-- Start of TASK DATA --

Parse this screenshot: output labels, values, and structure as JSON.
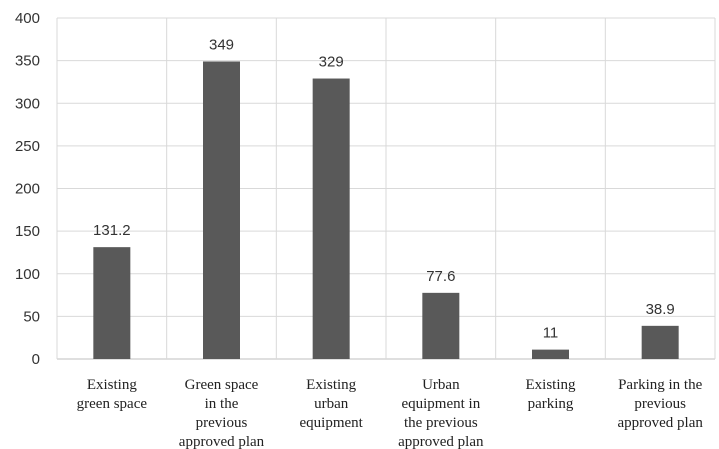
{
  "chart_data": {
    "type": "bar",
    "title": "",
    "xlabel": "",
    "ylabel": "",
    "ylim": [
      0,
      400
    ],
    "yticks": [
      0,
      50,
      100,
      150,
      200,
      250,
      300,
      350,
      400
    ],
    "grid": true,
    "legend": "none",
    "bar_color": "#595959",
    "categories": [
      [
        "Existing",
        "green space"
      ],
      [
        "Green space",
        "in the",
        "previous",
        "approved plan"
      ],
      [
        "Existing",
        "urban",
        "equipment"
      ],
      [
        "Urban",
        "equipment in",
        "the previous",
        "approved plan"
      ],
      [
        "Existing",
        "parking"
      ],
      [
        "Parking in the",
        "previous",
        "approved plan"
      ]
    ],
    "values": [
      131.2,
      349,
      329,
      77.6,
      11,
      38.9
    ],
    "value_labels": [
      "131.2",
      "349",
      "329",
      "77.6",
      "11",
      "38.9"
    ]
  }
}
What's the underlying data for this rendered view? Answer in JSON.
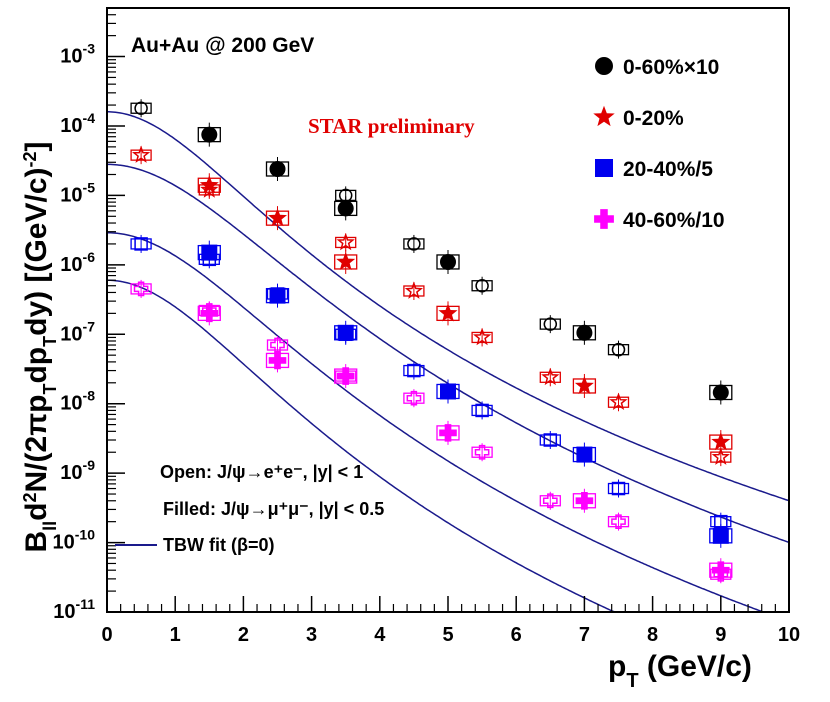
{
  "chart_data": {
    "type": "scatter",
    "title": "Au+Au @ 200 GeV",
    "annotation": "STAR preliminary",
    "xlabel": "p_T (GeV/c)",
    "ylabel": "B_ll d²N/(2πp_T dp_T dy) [(GeV/c)^-2]",
    "xlim": [
      0,
      10
    ],
    "ylim": [
      1e-11,
      0.005
    ],
    "yscale": "log",
    "legend_position": "top-right",
    "x_ticks": [
      "0",
      "1",
      "2",
      "3",
      "4",
      "5",
      "6",
      "7",
      "8",
      "9",
      "10"
    ],
    "y_ticks": [
      {
        "base": "10",
        "exp": "-11"
      },
      {
        "base": "10",
        "exp": "-10"
      },
      {
        "base": "10",
        "exp": "-9"
      },
      {
        "base": "10",
        "exp": "-8"
      },
      {
        "base": "10",
        "exp": "-7"
      },
      {
        "base": "10",
        "exp": "-6"
      },
      {
        "base": "10",
        "exp": "-5"
      },
      {
        "base": "10",
        "exp": "-4"
      },
      {
        "base": "10",
        "exp": "-3"
      }
    ],
    "notes": {
      "open": "Open: J/ψ→e⁺e⁻, |y| < 1",
      "filled": "Filled: J/ψ→μ⁺μ⁻, |y| < 0.5",
      "fit": "TBW fit (β=0)"
    },
    "fit_color": "#1a1a8c",
    "series": [
      {
        "name": "0-60%×10",
        "marker": "circle",
        "color": "#000000",
        "fit": {
          "A": 0.00016,
          "x0": 1.95,
          "n": 7.8
        },
        "open": [
          [
            0.5,
            0.00018
          ],
          [
            3.5,
            1e-05
          ],
          [
            4.5,
            2e-06
          ],
          [
            5.5,
            5e-07
          ],
          [
            6.5,
            1.4e-07
          ],
          [
            7.5,
            6e-08
          ]
        ],
        "filled": [
          [
            1.5,
            7.5e-05
          ],
          [
            2.5,
            2.4e-05
          ],
          [
            3.5,
            6.5e-06
          ],
          [
            5.0,
            1.1e-06
          ],
          [
            7.0,
            1.05e-07
          ],
          [
            9.0,
            1.45e-08
          ]
        ]
      },
      {
        "name": "0-20%",
        "marker": "star",
        "color": "#e00000",
        "fit": {
          "A": 2.8e-05,
          "x0": 2.35,
          "n": 8.5
        },
        "open": [
          [
            0.5,
            3.8e-05
          ],
          [
            1.5,
            1.2e-05
          ],
          [
            3.5,
            2.1e-06
          ],
          [
            4.5,
            4.2e-07
          ],
          [
            5.5,
            9e-08
          ],
          [
            6.5,
            2.4e-08
          ],
          [
            7.5,
            1.05e-08
          ],
          [
            9.0,
            1.7e-09
          ]
        ],
        "filled": [
          [
            1.5,
            1.4e-05
          ],
          [
            2.5,
            4.7e-06
          ],
          [
            3.5,
            1.1e-06
          ],
          [
            5.0,
            2e-07
          ],
          [
            7.0,
            1.8e-08
          ],
          [
            9.0,
            2.8e-09
          ]
        ]
      },
      {
        "name": "20-40%/5",
        "marker": "square",
        "color": "#0000ee",
        "fit": {
          "A": 2.9e-06,
          "x0": 2.25,
          "n": 8.5
        },
        "open": [
          [
            0.5,
            2e-06
          ],
          [
            1.5,
            1.2e-06
          ],
          [
            2.5,
            3.8e-07
          ],
          [
            3.5,
            1e-07
          ],
          [
            4.5,
            3e-08
          ],
          [
            5.5,
            8e-09
          ],
          [
            6.5,
            3e-09
          ],
          [
            7.5,
            6e-10
          ],
          [
            9.0,
            2e-10
          ]
        ],
        "filled": [
          [
            1.5,
            1.5e-06
          ],
          [
            2.5,
            3.6e-07
          ],
          [
            3.5,
            1.05e-07
          ],
          [
            5.0,
            1.5e-08
          ],
          [
            7.0,
            1.85e-09
          ],
          [
            9.0,
            1.25e-10
          ]
        ]
      },
      {
        "name": "40-60%/10",
        "marker": "cross",
        "color": "#ff00ff",
        "fit": {
          "A": 6e-07,
          "x0": 2.05,
          "n": 8.3
        },
        "open": [
          [
            0.5,
            4.5e-07
          ],
          [
            1.5,
            2.2e-07
          ],
          [
            2.5,
            7e-08
          ],
          [
            3.5,
            2.5e-08
          ],
          [
            4.5,
            1.2e-08
          ],
          [
            5.5,
            2e-09
          ],
          [
            6.5,
            4e-10
          ],
          [
            7.5,
            2e-10
          ],
          [
            9.0,
            3.5e-11
          ]
        ],
        "filled": [
          [
            1.5,
            2e-07
          ],
          [
            2.5,
            4.2e-08
          ],
          [
            3.5,
            2.5e-08
          ],
          [
            5.0,
            3.8e-09
          ],
          [
            7.0,
            4e-10
          ],
          [
            9.0,
            4e-11
          ]
        ]
      }
    ]
  }
}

-- End of TASK DATA --

In the copy, include all records verbatim but no images.

**SOLUTION TO THIS PROBLEM**
Parse this screenshot: output labels, values, and structure as JSON.
{
  "chart_data": {
    "type": "bar",
    "title": "",
    "xlabel": "",
    "ylabel": "",
    "ylim": [
      0,
      400
    ],
    "yticks": [
      0,
      50,
      100,
      150,
      200,
      250,
      300,
      350,
      400
    ],
    "grid": true,
    "legend": "none",
    "bar_color": "#595959",
    "categories": [
      [
        "Existing",
        "green space"
      ],
      [
        "Green space",
        "in the",
        "previous",
        "approved plan"
      ],
      [
        "Existing",
        "urban",
        "equipment"
      ],
      [
        "Urban",
        "equipment in",
        "the previous",
        "approved plan"
      ],
      [
        "Existing",
        "parking"
      ],
      [
        "Parking in the",
        "previous",
        "approved plan"
      ]
    ],
    "values": [
      131.2,
      349,
      329,
      77.6,
      11,
      38.9
    ],
    "value_labels": [
      "131.2",
      "349",
      "329",
      "77.6",
      "11",
      "38.9"
    ]
  }
}
What's the underlying data for this rendered view? Answer in JSON.
{
  "chart_data": {
    "type": "scatter",
    "title": "Au+Au @ 200 GeV",
    "annotation": "STAR preliminary",
    "xlabel": "p_T (GeV/c)",
    "ylabel": "B_ll d²N/(2πp_T dp_T dy) [(GeV/c)^-2]",
    "xlim": [
      0,
      10
    ],
    "ylim": [
      1e-11,
      0.005
    ],
    "yscale": "log",
    "legend_position": "top-right",
    "x_ticks": [
      "0",
      "1",
      "2",
      "3",
      "4",
      "5",
      "6",
      "7",
      "8",
      "9",
      "10"
    ],
    "y_ticks": [
      {
        "base": "10",
        "exp": "-11"
      },
      {
        "base": "10",
        "exp": "-10"
      },
      {
        "base": "10",
        "exp": "-9"
      },
      {
        "base": "10",
        "exp": "-8"
      },
      {
        "base": "10",
        "exp": "-7"
      },
      {
        "base": "10",
        "exp": "-6"
      },
      {
        "base": "10",
        "exp": "-5"
      },
      {
        "base": "10",
        "exp": "-4"
      },
      {
        "base": "10",
        "exp": "-3"
      }
    ],
    "notes": {
      "open": "Open: J/ψ→e⁺e⁻, |y| < 1",
      "filled": "Filled: J/ψ→μ⁺μ⁻, |y| < 0.5",
      "fit": "TBW fit (β=0)"
    },
    "fit_color": "#1a1a8c",
    "series": [
      {
        "name": "0-60%×10",
        "marker": "circle",
        "color": "#000000",
        "fit": {
          "A": 0.00016,
          "x0": 1.95,
          "n": 7.8
        },
        "open": [
          [
            0.5,
            0.00018
          ],
          [
            3.5,
            1e-05
          ],
          [
            4.5,
            2e-06
          ],
          [
            5.5,
            5e-07
          ],
          [
            6.5,
            1.4e-07
          ],
          [
            7.5,
            6e-08
          ]
        ],
        "filled": [
          [
            1.5,
            7.5e-05
          ],
          [
            2.5,
            2.4e-05
          ],
          [
            3.5,
            6.5e-06
          ],
          [
            5.0,
            1.1e-06
          ],
          [
            7.0,
            1.05e-07
          ],
          [
            9.0,
            1.45e-08
          ]
        ]
      },
      {
        "name": "0-20%",
        "marker": "star",
        "color": "#e00000",
        "fit": {
          "A": 2.8e-05,
          "x0": 2.35,
          "n": 8.5
        },
        "open": [
          [
            0.5,
            3.8e-05
          ],
          [
            1.5,
            1.2e-05
          ],
          [
            3.5,
            2.1e-06
          ],
          [
            4.5,
            4.2e-07
          ],
          [
            5.5,
            9e-08
          ],
          [
            6.5,
            2.4e-08
          ],
          [
            7.5,
            1.05e-08
          ],
          [
            9.0,
            1.7e-09
          ]
        ],
        "filled": [
          [
            1.5,
            1.4e-05
          ],
          [
            2.5,
            4.7e-06
          ],
          [
            3.5,
            1.1e-06
          ],
          [
            5.0,
            2e-07
          ],
          [
            7.0,
            1.8e-08
          ],
          [
            9.0,
            2.8e-09
          ]
        ]
      },
      {
        "name": "20-40%/5",
        "marker": "square",
        "color": "#0000ee",
        "fit": {
          "A": 2.9e-06,
          "x0": 2.25,
          "n": 8.5
        },
        "open": [
          [
            0.5,
            2e-06
          ],
          [
            1.5,
            1.2e-06
          ],
          [
            2.5,
            3.8e-07
          ],
          [
            3.5,
            1e-07
          ],
          [
            4.5,
            3e-08
          ],
          [
            5.5,
            8e-09
          ],
          [
            6.5,
            3e-09
          ],
          [
            7.5,
            6e-10
          ],
          [
            9.0,
            2e-10
          ]
        ],
        "filled": [
          [
            1.5,
            1.5e-06
          ],
          [
            2.5,
            3.6e-07
          ],
          [
            3.5,
            1.05e-07
          ],
          [
            5.0,
            1.5e-08
          ],
          [
            7.0,
            1.85e-09
          ],
          [
            9.0,
            1.25e-10
          ]
        ]
      },
      {
        "name": "40-60%/10",
        "marker": "cross",
        "color": "#ff00ff",
        "fit": {
          "A": 6e-07,
          "x0": 2.05,
          "n": 8.3
        },
        "open": [
          [
            0.5,
            4.5e-07
          ],
          [
            1.5,
            2.2e-07
          ],
          [
            2.5,
            7e-08
          ],
          [
            3.5,
            2.5e-08
          ],
          [
            4.5,
            1.2e-08
          ],
          [
            5.5,
            2e-09
          ],
          [
            6.5,
            4e-10
          ],
          [
            7.5,
            2e-10
          ],
          [
            9.0,
            3.5e-11
          ]
        ],
        "filled": [
          [
            1.5,
            2e-07
          ],
          [
            2.5,
            4.2e-08
          ],
          [
            3.5,
            2.5e-08
          ],
          [
            5.0,
            3.8e-09
          ],
          [
            7.0,
            4e-10
          ],
          [
            9.0,
            4e-11
          ]
        ]
      }
    ]
  }
}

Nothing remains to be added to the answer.